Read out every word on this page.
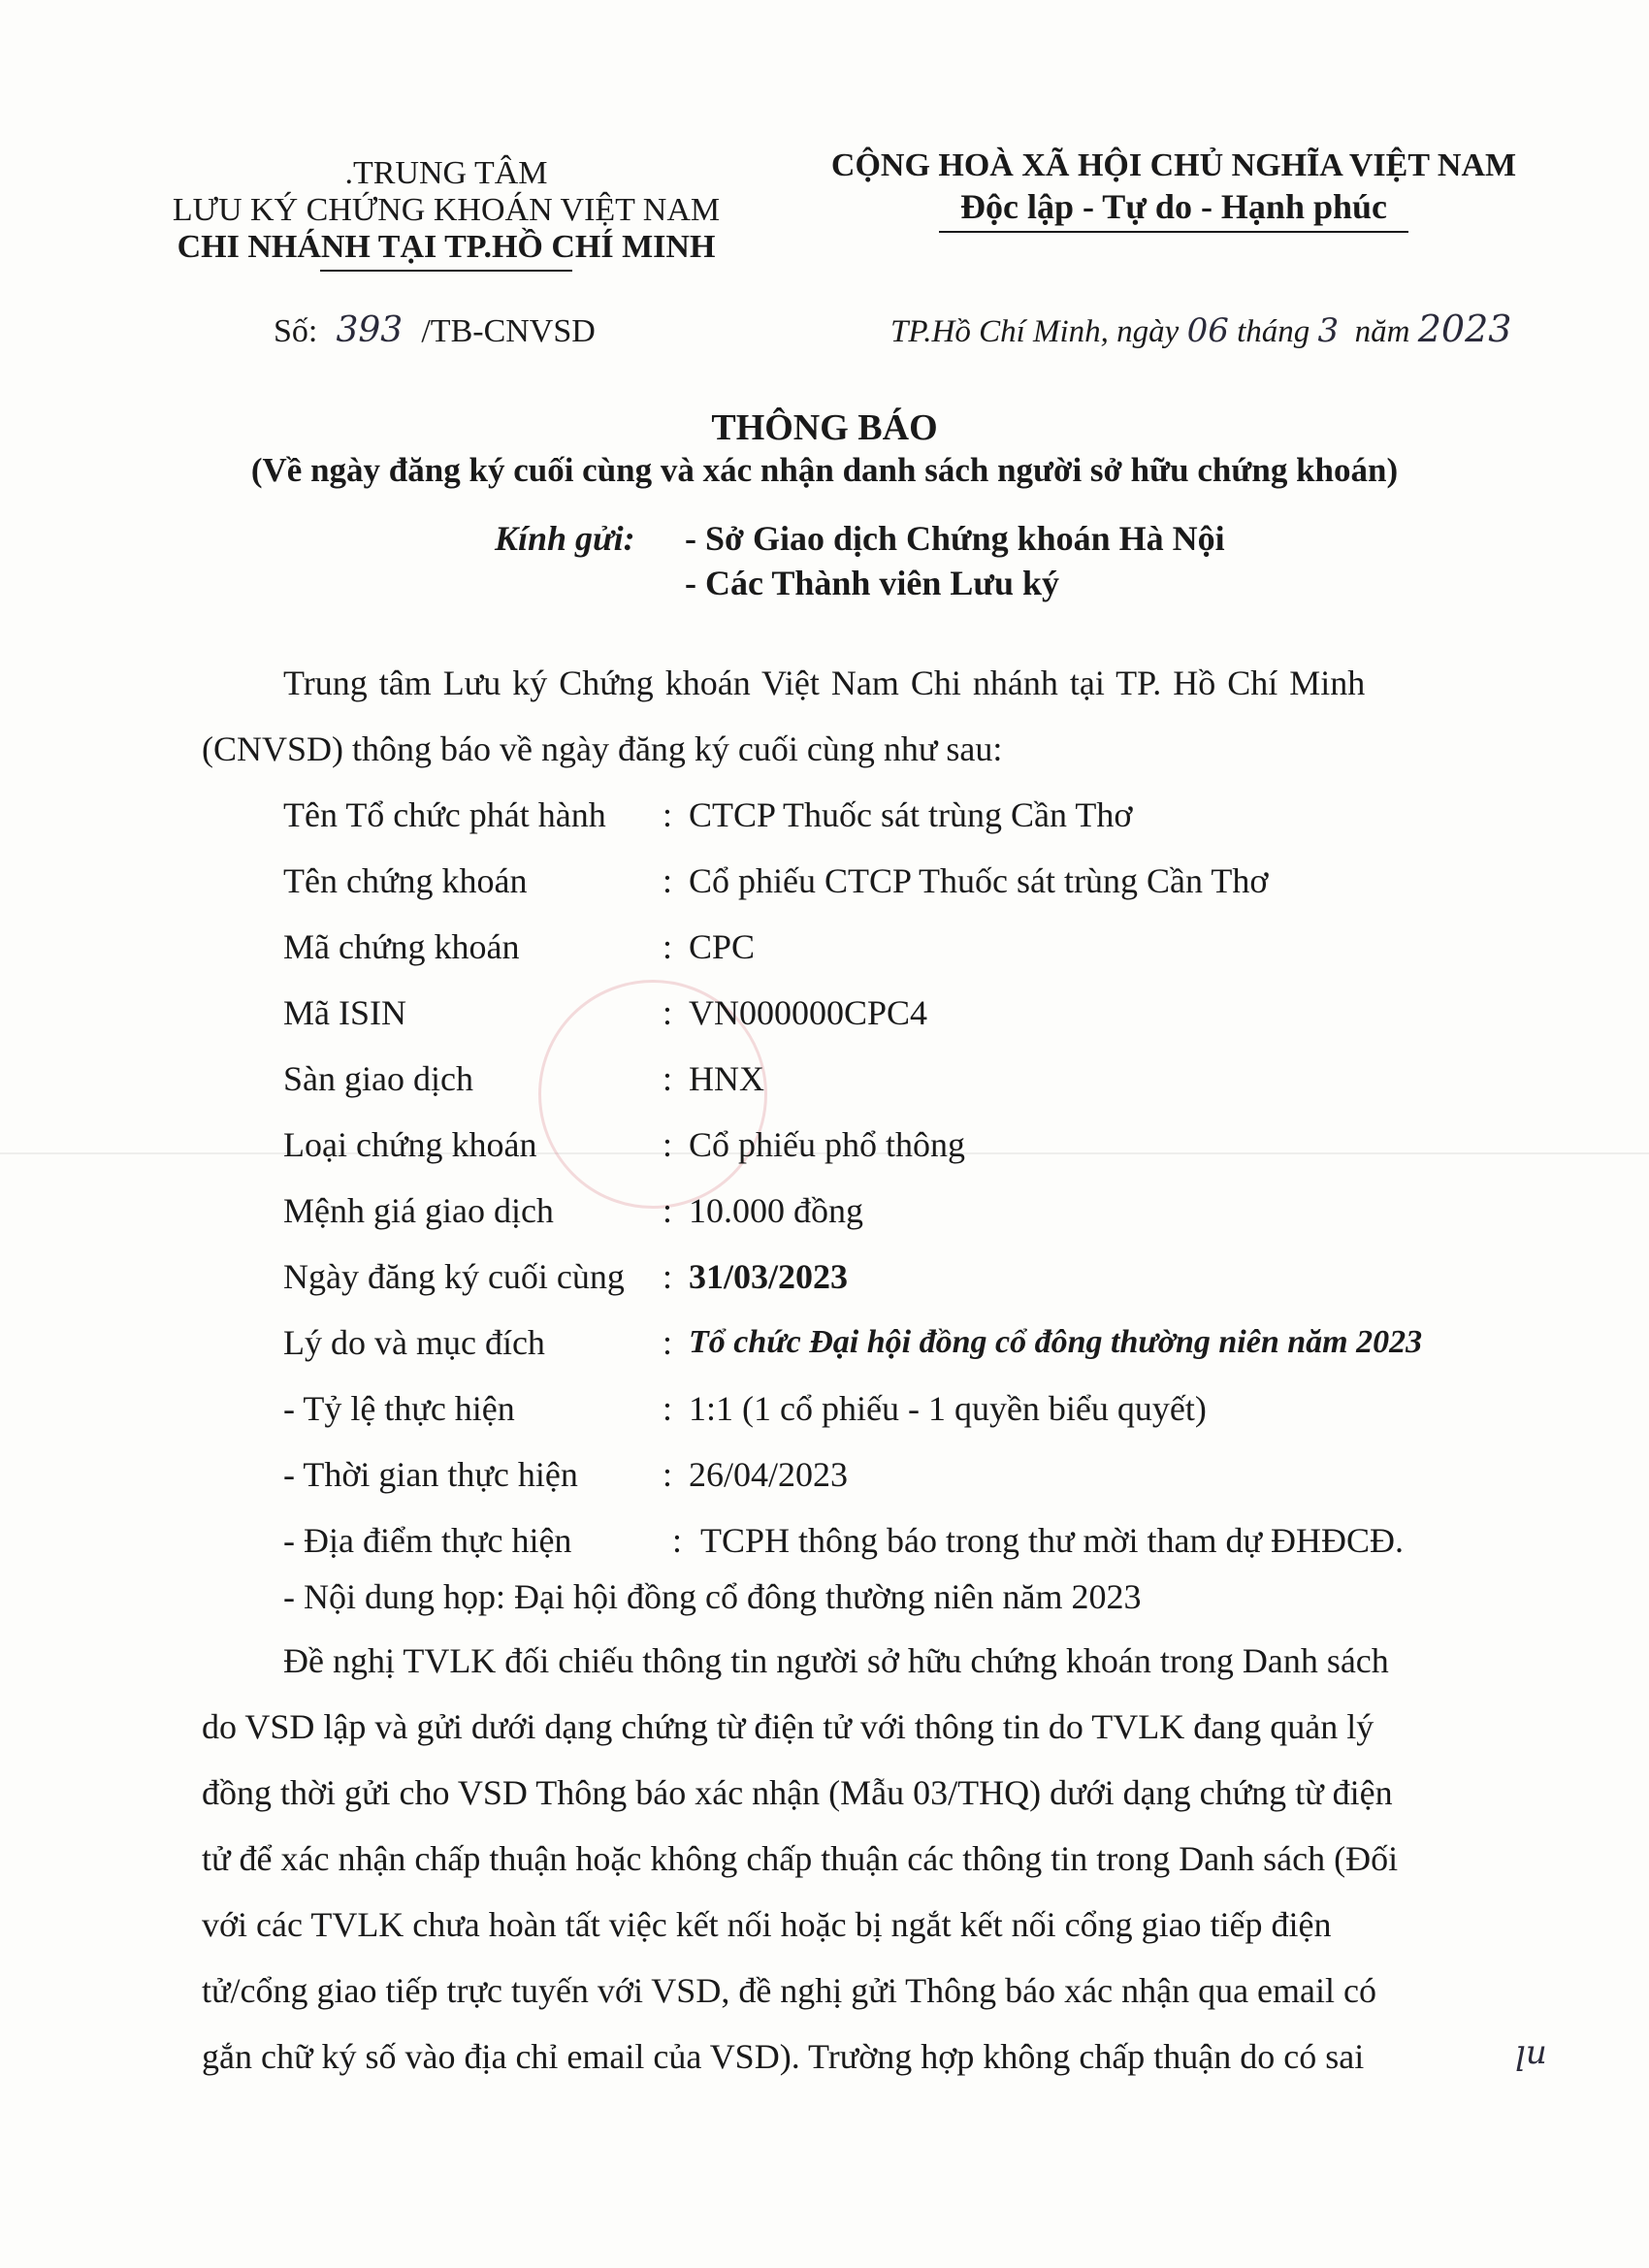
.TRUNG TÂM
LƯU KÝ CHỨNG KHOÁN VIỆT NAM
CHI NHÁNH TẠI TP.HỒ CHÍ MINH
Số: 393 /TB-CNVSD
CỘNG HOÀ XÃ HỘI CHỦ NGHĨA VIỆT NAM
Độc lập - Tự do - Hạnh phúc
TP.Hồ Chí Minh, ngày 06 tháng 3 năm 2023
THÔNG BÁO
(Về ngày đăng ký cuối cùng và xác nhận danh sách người sở hữu chứng khoán)
Kính gửi: - Sở Giao dịch Chứng khoán Hà Nội
- Các Thành viên Lưu ký
Trung tâm Lưu ký Chứng khoán Việt Nam Chi nhánh tại TP. Hồ Chí Minh
(CNVSD) thông báo về ngày đăng ký cuối cùng như sau:
Tên Tổ chức phát hành : CTCP Thuốc sát trùng Cần Thơ
Tên chứng khoán	: Cổ phiếu CTCP Thuốc sát trùng Cần Thơ
Mã chứng khoán	: CPC
Mã ISIN	: VN000000CPC4
Sàn giao dịch	: HNX
Loại chứng khoán	: Cổ phiếu phổ thông
Mệnh giá giao dịch	: 10.000 đồng
Ngày đăng ký cuối cùng : 31/03/2023
Lý do và mục đích	: Tổ chức Đại hội đồng cổ đông thường niên năm 2023
- Tỷ lệ thực hiện	: 1:1 (1 cổ phiếu - 1 quyền biểu quyết)
- Thời gian thực hiện : 26/04/2023
- Địa điểm thực hiện	: TCPH thông báo trong thư mời tham dự ĐHĐCĐ.
- Nội dung họp: Đại hội đồng cổ đông thường niên năm 2023
Đề nghị TVLK đối chiếu thông tin người sở hữu chứng khoán trong Danh sách
do VSD lập và gửi dưới dạng chứng từ điện tử với thông tin do TVLK đang quản lý
đồng thời gửi cho VSD Thông báo xác nhận (Mẫu 03/THQ) dưới dạng chứng từ điện
tử để xác nhận chấp thuận hoặc không chấp thuận các thông tin trong Danh sách (Đối
với các TVLK chưa hoàn tất việc kết nối hoặc bị ngắt kết nối cổng giao tiếp điện
tử/cổng giao tiếp trực tuyến với VSD, đề nghị gửi Thông báo xác nhận qua email có
gắn chữ ký số vào địa chỉ email của VSD). Trường hợp không chấp thuận do có sai	ꞁu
————————
**EXERCISE BRIEF**. Copy out every line from the records that has the word "đông".

**TASK SOLUTION**.
Lý do và mục đích	: Tổ chức Đại hội đồng cổ đông thường niên năm 2023
- Nội dung họp: Đại hội đồng cổ đông thường niên năm 2023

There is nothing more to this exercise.